──────── Stored data

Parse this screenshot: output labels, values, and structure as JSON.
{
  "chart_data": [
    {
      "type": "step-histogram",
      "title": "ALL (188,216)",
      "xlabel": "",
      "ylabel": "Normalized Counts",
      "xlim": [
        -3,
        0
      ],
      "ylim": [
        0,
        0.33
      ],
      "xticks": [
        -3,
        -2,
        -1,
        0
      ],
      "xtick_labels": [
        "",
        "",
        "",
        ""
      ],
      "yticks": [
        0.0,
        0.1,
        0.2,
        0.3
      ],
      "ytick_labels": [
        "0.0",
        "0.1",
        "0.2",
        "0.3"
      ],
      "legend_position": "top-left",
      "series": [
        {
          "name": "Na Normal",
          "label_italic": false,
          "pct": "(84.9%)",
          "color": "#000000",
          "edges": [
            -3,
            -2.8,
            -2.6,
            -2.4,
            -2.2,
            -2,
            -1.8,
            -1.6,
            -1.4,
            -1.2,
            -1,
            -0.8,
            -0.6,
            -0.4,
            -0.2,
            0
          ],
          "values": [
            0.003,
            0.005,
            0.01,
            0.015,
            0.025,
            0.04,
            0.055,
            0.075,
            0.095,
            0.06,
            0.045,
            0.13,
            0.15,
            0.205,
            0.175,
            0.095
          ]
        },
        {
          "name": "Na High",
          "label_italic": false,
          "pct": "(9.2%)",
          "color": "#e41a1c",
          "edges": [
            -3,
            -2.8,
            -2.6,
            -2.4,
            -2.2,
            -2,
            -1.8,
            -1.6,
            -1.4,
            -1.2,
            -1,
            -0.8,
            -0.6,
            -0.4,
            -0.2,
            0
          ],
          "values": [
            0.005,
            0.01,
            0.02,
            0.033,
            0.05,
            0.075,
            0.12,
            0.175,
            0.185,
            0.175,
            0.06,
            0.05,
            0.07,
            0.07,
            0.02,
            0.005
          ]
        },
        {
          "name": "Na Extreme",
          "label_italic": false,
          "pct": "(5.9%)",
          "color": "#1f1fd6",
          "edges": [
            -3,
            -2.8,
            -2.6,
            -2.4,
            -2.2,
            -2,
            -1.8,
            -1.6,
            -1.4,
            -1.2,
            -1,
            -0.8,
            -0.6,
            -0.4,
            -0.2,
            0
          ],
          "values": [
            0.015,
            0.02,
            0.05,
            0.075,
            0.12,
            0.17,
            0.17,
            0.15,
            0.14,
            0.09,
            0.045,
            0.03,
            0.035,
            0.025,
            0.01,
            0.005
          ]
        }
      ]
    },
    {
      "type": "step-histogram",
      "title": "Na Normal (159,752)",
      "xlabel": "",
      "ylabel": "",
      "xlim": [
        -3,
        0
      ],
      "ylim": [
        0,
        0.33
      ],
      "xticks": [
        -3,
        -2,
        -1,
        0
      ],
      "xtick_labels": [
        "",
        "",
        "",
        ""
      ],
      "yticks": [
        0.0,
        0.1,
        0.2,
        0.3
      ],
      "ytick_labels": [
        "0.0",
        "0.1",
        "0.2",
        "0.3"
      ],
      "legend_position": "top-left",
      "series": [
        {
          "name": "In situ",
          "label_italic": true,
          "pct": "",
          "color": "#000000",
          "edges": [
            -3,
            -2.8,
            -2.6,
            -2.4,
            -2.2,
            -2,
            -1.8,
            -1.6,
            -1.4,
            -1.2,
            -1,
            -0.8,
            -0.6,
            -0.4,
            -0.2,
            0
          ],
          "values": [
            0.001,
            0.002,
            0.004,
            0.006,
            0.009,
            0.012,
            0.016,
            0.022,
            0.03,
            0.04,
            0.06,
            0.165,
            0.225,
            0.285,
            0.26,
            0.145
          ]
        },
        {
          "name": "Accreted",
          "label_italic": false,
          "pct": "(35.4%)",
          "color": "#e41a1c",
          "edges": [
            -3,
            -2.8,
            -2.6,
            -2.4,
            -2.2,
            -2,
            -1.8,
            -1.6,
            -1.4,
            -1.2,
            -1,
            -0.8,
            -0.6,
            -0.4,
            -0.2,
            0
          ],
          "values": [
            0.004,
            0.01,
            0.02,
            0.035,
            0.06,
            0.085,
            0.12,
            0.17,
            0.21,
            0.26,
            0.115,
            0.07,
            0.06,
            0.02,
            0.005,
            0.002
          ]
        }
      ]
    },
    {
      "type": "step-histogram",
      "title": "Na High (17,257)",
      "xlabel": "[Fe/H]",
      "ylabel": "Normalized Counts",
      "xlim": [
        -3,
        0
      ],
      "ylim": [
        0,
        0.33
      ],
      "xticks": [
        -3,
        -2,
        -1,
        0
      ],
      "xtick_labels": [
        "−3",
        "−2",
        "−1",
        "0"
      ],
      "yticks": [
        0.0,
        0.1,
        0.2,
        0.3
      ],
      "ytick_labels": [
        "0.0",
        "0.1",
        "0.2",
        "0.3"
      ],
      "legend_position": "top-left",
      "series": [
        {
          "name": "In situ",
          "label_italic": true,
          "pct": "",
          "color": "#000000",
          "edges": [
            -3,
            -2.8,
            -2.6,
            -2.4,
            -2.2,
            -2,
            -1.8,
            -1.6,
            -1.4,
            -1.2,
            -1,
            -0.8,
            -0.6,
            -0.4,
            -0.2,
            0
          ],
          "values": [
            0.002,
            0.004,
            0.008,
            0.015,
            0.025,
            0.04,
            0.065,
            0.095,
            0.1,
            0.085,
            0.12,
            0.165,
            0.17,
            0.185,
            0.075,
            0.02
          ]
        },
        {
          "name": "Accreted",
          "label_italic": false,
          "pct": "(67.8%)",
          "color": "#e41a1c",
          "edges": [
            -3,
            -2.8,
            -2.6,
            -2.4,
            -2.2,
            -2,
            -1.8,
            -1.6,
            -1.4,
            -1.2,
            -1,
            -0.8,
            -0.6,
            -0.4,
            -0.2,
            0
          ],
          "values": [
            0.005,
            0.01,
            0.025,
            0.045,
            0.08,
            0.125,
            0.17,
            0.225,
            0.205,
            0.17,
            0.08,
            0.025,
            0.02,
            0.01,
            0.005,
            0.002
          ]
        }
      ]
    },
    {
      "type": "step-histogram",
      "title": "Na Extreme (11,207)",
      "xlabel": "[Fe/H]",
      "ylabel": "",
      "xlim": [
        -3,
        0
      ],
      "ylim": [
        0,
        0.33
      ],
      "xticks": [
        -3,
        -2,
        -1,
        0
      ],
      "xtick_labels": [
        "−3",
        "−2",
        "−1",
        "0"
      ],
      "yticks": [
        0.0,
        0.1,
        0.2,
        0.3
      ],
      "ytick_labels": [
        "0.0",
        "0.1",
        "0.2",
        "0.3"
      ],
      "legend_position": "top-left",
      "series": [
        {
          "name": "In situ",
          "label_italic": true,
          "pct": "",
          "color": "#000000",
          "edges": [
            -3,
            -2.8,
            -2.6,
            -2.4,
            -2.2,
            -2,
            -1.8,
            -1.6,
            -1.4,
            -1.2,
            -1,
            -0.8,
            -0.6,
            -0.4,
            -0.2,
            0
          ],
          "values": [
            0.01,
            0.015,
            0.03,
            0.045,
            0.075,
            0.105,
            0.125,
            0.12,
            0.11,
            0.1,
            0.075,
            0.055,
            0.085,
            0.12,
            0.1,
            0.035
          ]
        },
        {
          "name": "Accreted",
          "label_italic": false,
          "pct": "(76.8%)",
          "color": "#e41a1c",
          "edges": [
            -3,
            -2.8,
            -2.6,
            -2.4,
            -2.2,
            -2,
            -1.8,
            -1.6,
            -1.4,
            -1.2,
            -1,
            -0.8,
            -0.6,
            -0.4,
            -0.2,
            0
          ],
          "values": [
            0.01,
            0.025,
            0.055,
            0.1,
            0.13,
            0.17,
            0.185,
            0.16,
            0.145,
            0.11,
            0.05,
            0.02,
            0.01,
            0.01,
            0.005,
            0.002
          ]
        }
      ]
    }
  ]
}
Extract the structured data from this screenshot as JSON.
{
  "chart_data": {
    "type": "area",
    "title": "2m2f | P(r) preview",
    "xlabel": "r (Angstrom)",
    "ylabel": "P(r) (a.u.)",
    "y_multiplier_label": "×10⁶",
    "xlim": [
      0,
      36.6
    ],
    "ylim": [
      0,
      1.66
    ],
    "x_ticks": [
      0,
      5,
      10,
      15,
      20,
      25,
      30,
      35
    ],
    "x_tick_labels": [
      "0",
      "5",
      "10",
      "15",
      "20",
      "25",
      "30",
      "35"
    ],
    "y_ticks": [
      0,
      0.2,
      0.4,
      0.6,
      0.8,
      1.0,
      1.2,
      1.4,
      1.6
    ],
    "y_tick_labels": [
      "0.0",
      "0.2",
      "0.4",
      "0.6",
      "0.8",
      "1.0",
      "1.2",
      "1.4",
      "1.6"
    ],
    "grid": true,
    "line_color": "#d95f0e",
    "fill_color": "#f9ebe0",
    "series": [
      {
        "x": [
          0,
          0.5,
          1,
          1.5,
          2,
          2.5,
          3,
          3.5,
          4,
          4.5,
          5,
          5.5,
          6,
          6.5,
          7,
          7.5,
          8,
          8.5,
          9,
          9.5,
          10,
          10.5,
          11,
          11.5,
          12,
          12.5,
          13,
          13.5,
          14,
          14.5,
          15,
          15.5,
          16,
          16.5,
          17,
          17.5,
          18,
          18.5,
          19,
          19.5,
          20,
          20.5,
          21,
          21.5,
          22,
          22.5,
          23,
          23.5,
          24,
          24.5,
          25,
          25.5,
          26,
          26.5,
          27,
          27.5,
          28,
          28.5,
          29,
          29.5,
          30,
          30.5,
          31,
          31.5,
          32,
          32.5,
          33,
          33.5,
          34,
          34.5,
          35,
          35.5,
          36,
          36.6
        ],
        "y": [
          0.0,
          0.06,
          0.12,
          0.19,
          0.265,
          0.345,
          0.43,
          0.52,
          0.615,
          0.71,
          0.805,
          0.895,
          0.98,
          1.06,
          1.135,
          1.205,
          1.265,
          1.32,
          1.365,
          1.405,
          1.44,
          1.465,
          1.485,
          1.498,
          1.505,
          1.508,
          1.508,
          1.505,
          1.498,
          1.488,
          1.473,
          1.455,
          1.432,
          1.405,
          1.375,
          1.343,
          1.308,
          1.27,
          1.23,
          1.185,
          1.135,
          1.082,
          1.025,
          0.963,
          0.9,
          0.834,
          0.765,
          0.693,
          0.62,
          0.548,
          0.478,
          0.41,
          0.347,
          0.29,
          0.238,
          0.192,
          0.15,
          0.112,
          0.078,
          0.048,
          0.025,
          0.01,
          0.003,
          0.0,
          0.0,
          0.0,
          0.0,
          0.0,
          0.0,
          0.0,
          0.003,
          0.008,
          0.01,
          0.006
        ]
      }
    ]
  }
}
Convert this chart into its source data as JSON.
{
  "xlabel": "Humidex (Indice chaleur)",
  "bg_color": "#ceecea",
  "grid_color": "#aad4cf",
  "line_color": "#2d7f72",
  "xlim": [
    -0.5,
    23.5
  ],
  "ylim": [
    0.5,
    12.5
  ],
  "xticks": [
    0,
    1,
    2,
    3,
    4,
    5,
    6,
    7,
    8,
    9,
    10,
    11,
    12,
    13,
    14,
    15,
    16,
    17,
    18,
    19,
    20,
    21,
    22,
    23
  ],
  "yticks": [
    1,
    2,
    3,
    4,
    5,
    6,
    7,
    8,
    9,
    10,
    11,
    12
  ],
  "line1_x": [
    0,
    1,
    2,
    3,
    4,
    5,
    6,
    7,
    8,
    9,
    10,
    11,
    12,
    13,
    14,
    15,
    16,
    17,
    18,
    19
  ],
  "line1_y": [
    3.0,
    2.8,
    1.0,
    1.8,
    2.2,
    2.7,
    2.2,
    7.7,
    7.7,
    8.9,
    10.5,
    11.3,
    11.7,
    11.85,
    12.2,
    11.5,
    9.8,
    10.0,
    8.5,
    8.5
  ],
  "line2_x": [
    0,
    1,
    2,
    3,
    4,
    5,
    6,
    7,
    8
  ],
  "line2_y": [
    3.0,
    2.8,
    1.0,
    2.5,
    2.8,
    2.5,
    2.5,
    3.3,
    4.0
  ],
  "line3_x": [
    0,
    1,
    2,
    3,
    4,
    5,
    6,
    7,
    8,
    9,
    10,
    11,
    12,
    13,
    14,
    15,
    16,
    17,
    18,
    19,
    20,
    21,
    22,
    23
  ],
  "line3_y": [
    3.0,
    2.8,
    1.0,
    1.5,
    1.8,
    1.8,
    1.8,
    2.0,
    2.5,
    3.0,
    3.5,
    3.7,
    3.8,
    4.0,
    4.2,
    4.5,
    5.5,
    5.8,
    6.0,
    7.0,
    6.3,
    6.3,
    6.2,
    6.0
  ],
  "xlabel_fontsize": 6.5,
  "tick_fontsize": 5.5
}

────────────────

■ Problem statement
Go through the entries and return each line where the word "JSON" appears.

■ Solution below
Parse this screenshot: output labels, values, and structure as JSON.
Extract the structured data from this screenshot as JSON.
Convert this chart into its source data as JSON.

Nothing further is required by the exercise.